● **やること**: 『クワイエット・プレイス:DAY 1』の紹介文によると、この映画の監督は誰か。

● **抜粋テキスト**:
------------------------
劇場で静寂が聞こえる映画の話
クワイエット・プレイス:DAY 1
出典:映画『クワイエット・プレイス:DAY 1』公式サイトより
データ
公開:2024年6月(日本公開)
製作国:アメリカ
監督:マイケル・サルノスキ
あらすじ
“音を立てたら即死”は、この日[DAY 1]始まった―
出典:映画『クワイエット・プレイス:DAY 1』公式サイトより
物語は、ひとつの家族を襲ったあの衝撃から471日前、世界が沈黙した日[DAY 1]へと遡る。
音を立てるものすべてに襲い掛かる謎の生命体が突如として大都市・ニューヨークに襲来し、
猫を抱えた1人の女性は、“即死度MAX”のサバイバルを余儀なくされる。
果たしてこの街に生き残る術など存在するのか。この絶望に、彼女はどう立ち向かうのか。
そして、“音を立ててはいけない”というルールに人類はいかに辿り着くのか。
究極のサバイバルの先に、彼女たちが見たものとは…
前作、前々作よりも、主人公たちの行動に理屈が通っていて見やすかった。
------------------------
● **ページレイアウト解析データ**:
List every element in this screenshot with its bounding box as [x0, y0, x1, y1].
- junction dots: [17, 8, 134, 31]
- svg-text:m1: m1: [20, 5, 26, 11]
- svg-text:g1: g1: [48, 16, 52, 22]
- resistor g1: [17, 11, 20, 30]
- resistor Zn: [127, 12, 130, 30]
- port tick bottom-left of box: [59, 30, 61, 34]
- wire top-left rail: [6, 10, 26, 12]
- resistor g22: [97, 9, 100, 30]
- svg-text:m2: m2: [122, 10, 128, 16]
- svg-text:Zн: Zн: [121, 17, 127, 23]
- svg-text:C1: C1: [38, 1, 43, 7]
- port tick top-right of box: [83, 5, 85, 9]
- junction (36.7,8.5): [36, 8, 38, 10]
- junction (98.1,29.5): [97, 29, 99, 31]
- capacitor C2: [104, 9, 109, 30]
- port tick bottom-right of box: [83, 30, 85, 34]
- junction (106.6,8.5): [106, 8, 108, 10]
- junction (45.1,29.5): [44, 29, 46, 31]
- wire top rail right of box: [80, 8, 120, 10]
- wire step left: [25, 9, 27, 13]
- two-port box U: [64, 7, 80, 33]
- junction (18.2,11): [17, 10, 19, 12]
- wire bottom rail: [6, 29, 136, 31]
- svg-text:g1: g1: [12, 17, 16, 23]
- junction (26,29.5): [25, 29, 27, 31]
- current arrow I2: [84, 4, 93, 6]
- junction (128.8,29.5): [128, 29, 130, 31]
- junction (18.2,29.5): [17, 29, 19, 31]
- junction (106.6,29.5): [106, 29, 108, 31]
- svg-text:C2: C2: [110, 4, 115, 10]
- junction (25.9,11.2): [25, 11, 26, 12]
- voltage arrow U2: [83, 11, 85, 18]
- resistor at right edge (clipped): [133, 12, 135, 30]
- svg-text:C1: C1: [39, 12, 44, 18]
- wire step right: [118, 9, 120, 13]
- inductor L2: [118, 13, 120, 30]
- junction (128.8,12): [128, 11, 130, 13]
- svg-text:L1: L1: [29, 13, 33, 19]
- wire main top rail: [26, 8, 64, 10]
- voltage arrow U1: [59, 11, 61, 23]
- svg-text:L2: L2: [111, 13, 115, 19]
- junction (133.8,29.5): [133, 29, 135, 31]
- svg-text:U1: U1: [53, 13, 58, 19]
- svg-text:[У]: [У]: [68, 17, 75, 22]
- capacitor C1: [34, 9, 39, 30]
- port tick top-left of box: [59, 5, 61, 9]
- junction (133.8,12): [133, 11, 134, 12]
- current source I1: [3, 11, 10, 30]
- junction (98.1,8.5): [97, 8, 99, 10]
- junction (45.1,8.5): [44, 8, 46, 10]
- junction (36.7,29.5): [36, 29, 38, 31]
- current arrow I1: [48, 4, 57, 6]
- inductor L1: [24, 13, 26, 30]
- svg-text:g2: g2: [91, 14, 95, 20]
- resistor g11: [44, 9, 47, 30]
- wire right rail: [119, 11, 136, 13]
------------------------
● **回答**: マイケル・サルノスキ。